Your task is to repeat the entries underneath exactly, minus the pictures.
= = =
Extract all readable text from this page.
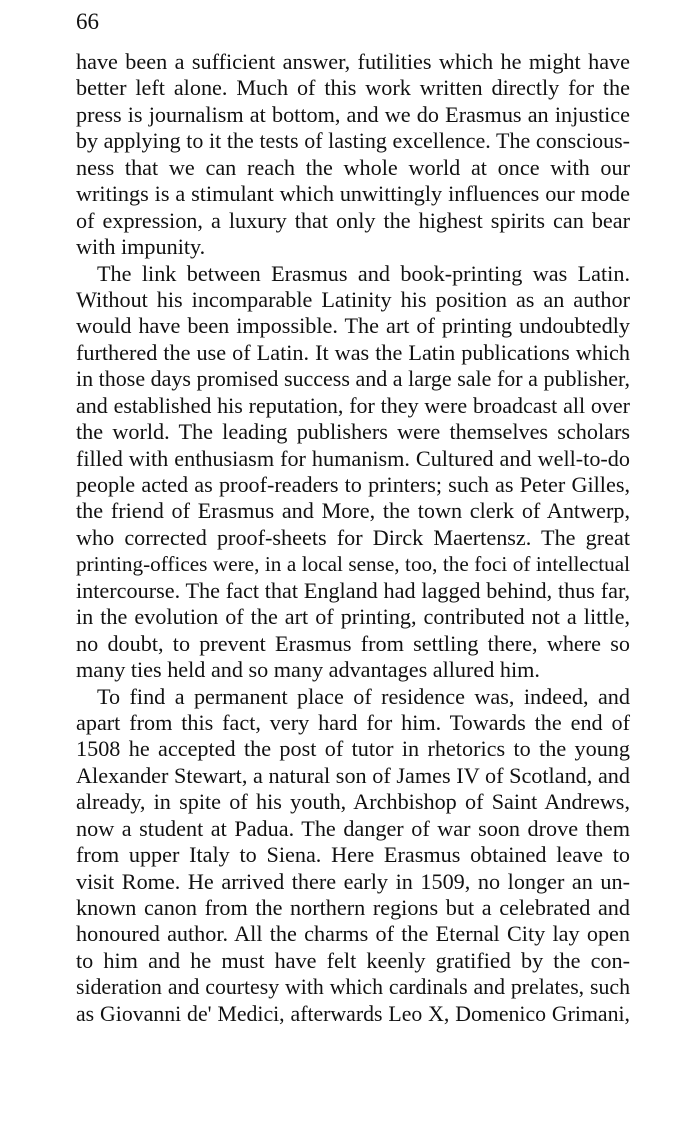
66
have been a sufficient answer, futilities which he might have
better left alone. Much of this work written directly for the
press is journalism at bottom, and we do Erasmus an injustice
by applying to it the tests of lasting excellence. The conscious-
ness that we can reach the whole world at once with our
writings is a stimulant which unwittingly influences our mode
of expression, a luxury that only the highest spirits can bear
with impunity.
The link between Erasmus and book-printing was Latin.
Without his incomparable Latinity his position as an author
would have been impossible. The art of printing undoubtedly
furthered the use of Latin. It was the Latin publications which
in those days promised success and a large sale for a publisher,
and established his reputation, for they were broadcast all over
the world. The leading publishers were themselves scholars
filled with enthusiasm for humanism. Cultured and well-to-do
people acted as proof-readers to printers; such as Peter Gilles,
the friend of Erasmus and More, the town clerk of Antwerp,
who corrected proof-sheets for Dirck Maertensz. The great
printing-offices were, in a local sense, too, the foci of intellectual
intercourse. The fact that England had lagged behind, thus far,
in the evolution of the art of printing, contributed not a little,
no doubt, to prevent Erasmus from settling there, where so
many ties held and so many advantages allured him.
To find a permanent place of residence was, indeed, and
apart from this fact, very hard for him. Towards the end of
1508 he accepted the post of tutor in rhetorics to the young
Alexander Stewart, a natural son of James IV of Scotland, and
already, in spite of his youth, Archbishop of Saint Andrews,
now a student at Padua. The danger of war soon drove them
from upper Italy to Siena. Here Erasmus obtained leave to
visit Rome. He arrived there early in 1509, no longer an un-
known canon from the northern regions but a celebrated and
honoured author. All the charms of the Eternal City lay open
to him and he must have felt keenly gratified by the con-
sideration and courtesy with which cardinals and prelates, such
as Giovanni de' Medici, afterwards Leo X, Domenico Grimani,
= = =
Answer below –
Extract all readable text from this page.
66
have been a sufficient answer, futilities which he might have
better left alone. Much of this work written directly for the
press is journalism at bottom, and we do Erasmus an injustice
by applying to it the tests of lasting excellence. The conscious-
ness that we can reach the whole world at once with our
writings is a stimulant which unwittingly influences our mode
of expression, a luxury that only the highest spirits can bear
with impunity.
The link between Erasmus and book-printing was Latin.
Without his incomparable Latinity his position as an author
would have been impossible. The art of printing undoubtedly
furthered the use of Latin. It was the Latin publications which
in those days promised success and a large sale for a publisher,
and established his reputation, for they were broadcast all over
the world. The leading publishers were themselves scholars
filled with enthusiasm for humanism. Cultured and well-to-do
people acted as proof-readers to printers; such as Peter Gilles,
the friend of Erasmus and More, the town clerk of Antwerp,
who corrected proof-sheets for Dirck Maertensz. The great
printing-offices were, in a local sense, too, the foci of intellectual
intercourse. The fact that England had lagged behind, thus far,
in the evolution of the art of printing, contributed not a little,
no doubt, to prevent Erasmus from settling there, where so
many ties held and so many advantages allured him.
To find a permanent place of residence was, indeed, and
apart from this fact, very hard for him. Towards the end of
1508 he accepted the post of tutor in rhetorics to the young
Alexander Stewart, a natural son of James IV of Scotland, and
already, in spite of his youth, Archbishop of Saint Andrews,
now a student at Padua. The danger of war soon drove them
from upper Italy to Siena. Here Erasmus obtained leave to
visit Rome. He arrived there early in 1509, no longer an un-
known canon from the northern regions but a celebrated and
honoured author. All the charms of the Eternal City lay open
to him and he must have felt keenly gratified by the con-
sideration and courtesy with which cardinals and prelates, such
as Giovanni de' Medici, afterwards Leo X, Domenico Grimani,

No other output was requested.